» **Set problem**:
Count every line where "this" shows up, and give that number only.

>> START

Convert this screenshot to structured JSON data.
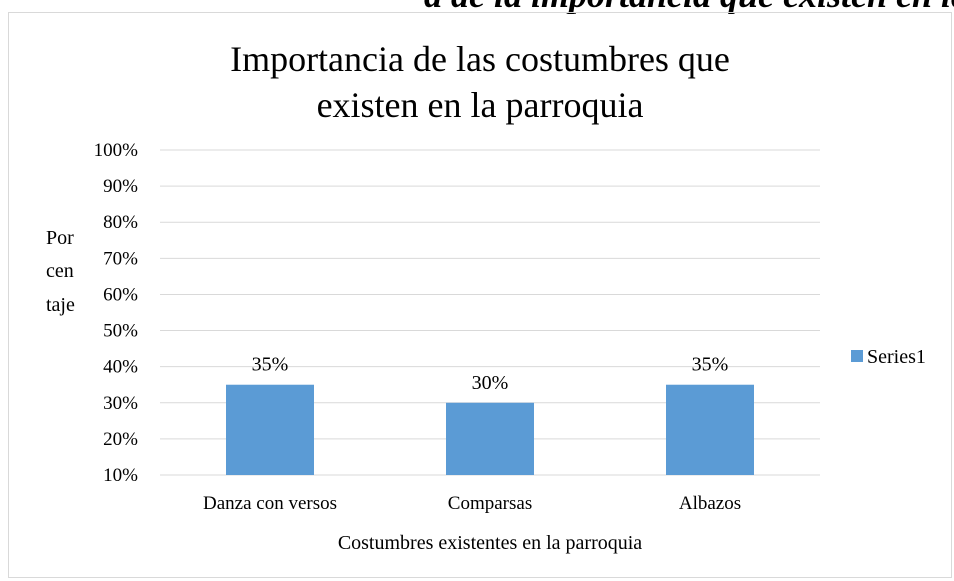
{
  "clipped_header_text": "a de la importancia que existen en la parroquia",
  "chart_data": {
    "type": "bar",
    "title": "Importancia de las costumbres que existen en la parroquia",
    "xlabel": "Costumbres existentes en la parroquia",
    "ylabel_lines": [
      "Por",
      "cen",
      "taje"
    ],
    "categories": [
      "Danza con versos",
      "Comparsas",
      "Albazos"
    ],
    "series": [
      {
        "name": "Series1",
        "values": [
          35,
          30,
          35
        ],
        "value_labels": [
          "35%",
          "30%",
          "35%"
        ],
        "color": "#5b9bd5"
      }
    ],
    "ylim": [
      10,
      100
    ],
    "yticks": [
      10,
      20,
      30,
      40,
      50,
      60,
      70,
      80,
      90,
      100
    ],
    "ytick_labels": [
      "10%",
      "20%",
      "30%",
      "40%",
      "50%",
      "60%",
      "70%",
      "80%",
      "90%",
      "100%"
    ],
    "grid": true,
    "legend_position": "right"
  }
}
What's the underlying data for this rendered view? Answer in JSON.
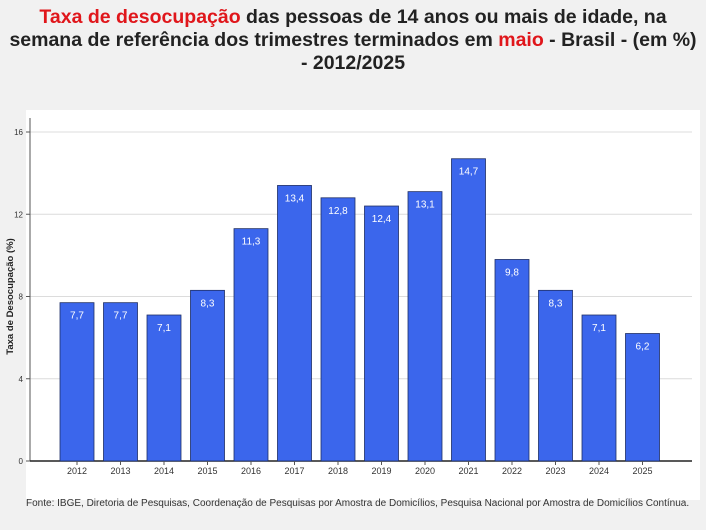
{
  "header": {
    "title_part1": "Taxa de desocupação",
    "title_part2": " das pessoas de 14 anos ou mais de idade, na semana de referência dos trimestres terminados em ",
    "title_part3": "maio",
    "title_part4": " - Brasil - (em %) - 2012/2025"
  },
  "colors": {
    "highlight": "#e0161b",
    "bar": "#3b66ec",
    "background": "#f1f1f1"
  },
  "chart_data": {
    "type": "bar",
    "categories": [
      "2012",
      "2013",
      "2014",
      "2015",
      "2016",
      "2017",
      "2018",
      "2019",
      "2020",
      "2021",
      "2022",
      "2023",
      "2024",
      "2025"
    ],
    "values": [
      7.7,
      7.7,
      7.1,
      8.3,
      11.3,
      13.4,
      12.8,
      12.4,
      13.1,
      14.7,
      9.8,
      8.3,
      7.1,
      6.2
    ],
    "value_labels": [
      "7,7",
      "7,7",
      "7,1",
      "8,3",
      "11,3",
      "13,4",
      "12,8",
      "12,4",
      "13,1",
      "14,7",
      "9,8",
      "8,3",
      "7,1",
      "6,2"
    ],
    "ylabel": "Taxa de Desocupação (%)",
    "xlabel": "",
    "ylim": [
      0,
      16
    ],
    "yticks": [
      0,
      4,
      8,
      12,
      16
    ],
    "grid": true
  },
  "footer": {
    "source": "Fonte: IBGE, Diretoria de Pesquisas, Coordenação de Pesquisas por Amostra de Domicílios, Pesquisa Nacional por Amostra de Domicílios Contínua."
  }
}
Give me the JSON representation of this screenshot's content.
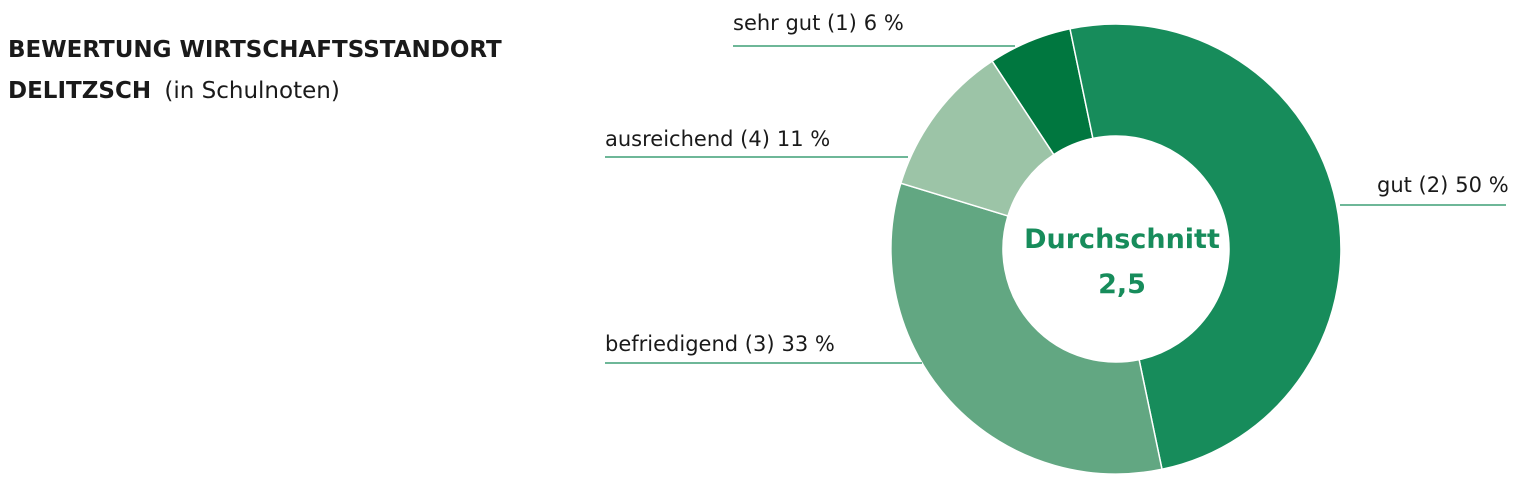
{
  "chart_data": {
    "type": "donut",
    "title": "BEWERTUNG WIRTSCHAFTSSTANDORT DELITZSCH",
    "subtitle": "(in Schulnoten)",
    "center_title": "Durchschnitt",
    "center_value": {
      "value": 2.5,
      "label": "2,5"
    },
    "categories": [
      "sehr gut (1)",
      "gut (2)",
      "befriedigend (3)",
      "ausreichend (4)"
    ],
    "values": [
      6,
      50,
      33,
      11
    ],
    "value_labels": [
      "6 %",
      "50 %",
      "33 %",
      "11 %"
    ],
    "colors": [
      "#00773f",
      "#178c5b",
      "#62a782",
      "#9cc4a7"
    ]
  }
}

>> END

» **Answer**:
3